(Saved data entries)
....................

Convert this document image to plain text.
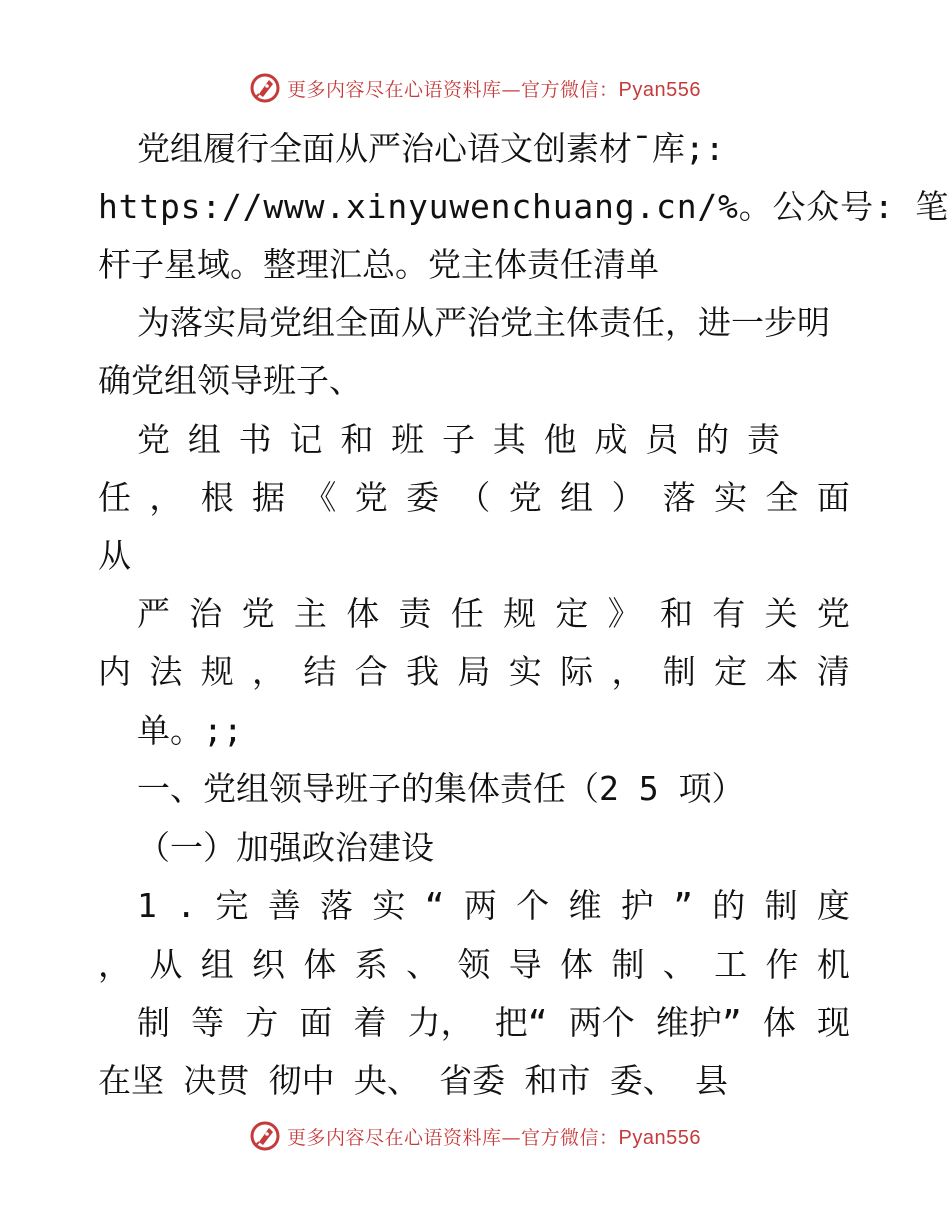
更多内容尽在心语资料库—官方微信：Pyan556
党组履行全面从严治心语文创素材¯库;:
https://www.xinyuwenchuang.cn/%。公众号: 笔
杆子星域。整理汇总。党主体责任清单
为落实局党组全面从严治党主体责任，进一步明
确党组领导班子、
党 组 书 记 和 班 子 其 他 成 员 的 责
任 ， 根 据 《 党 委 （ 党 组 ） 落 实 全 面
从
严 治 党 主 体 责 任 规 定 》 和 有 关 党
内 法 规 ， 结 合 我 局 实 际 ， 制 定 本 清
单。;;
一、党组领导班子的集体责任（2 5 项）
（一）加强政治建设
1 . 完 善 落 实 “ 两 个 维 护 ” 的 制 度
， 从 组 织 体 系 、 领 导 体 制 、 工 作 机
制 等 方 面 着 力， 把“ 两个 维护” 体 现
在坚 决贯 彻中 央、 省委 和市 委、 县
更多内容尽在心语资料库—官方微信：Pyan556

....................

**Task objective:** Set down the material exactly, every line of it, except for the pictures.

**Solution below:**
Convert this document image to plain text.
更多内容尽在心语资料库—官方微信：Pyan556
党组履行全面从严治心语文创素材¯库;:
https://www.xinyuwenchuang.cn/%。公众号: 笔
杆子星域。整理汇总。党主体责任清单
为落实局党组全面从严治党主体责任，进一步明
确党组领导班子、
党 组 书 记 和 班 子 其 他 成 员 的 责
任 ， 根 据 《 党 委 （ 党 组 ） 落 实 全 面
从
严 治 党 主 体 责 任 规 定 》 和 有 关 党
内 法 规 ， 结 合 我 局 实 际 ， 制 定 本 清
单。;;
一、党组领导班子的集体责任（2 5 项）
（一）加强政治建设
1 . 完 善 落 实 “ 两 个 维 护 ” 的 制 度
， 从 组 织 体 系 、 领 导 体 制 、 工 作 机
制 等 方 面 着 力， 把“ 两个 维护” 体 现
在坚 决贯 彻中 央、 省委 和市 委、 县
更多内容尽在心语资料库—官方微信：Pyan556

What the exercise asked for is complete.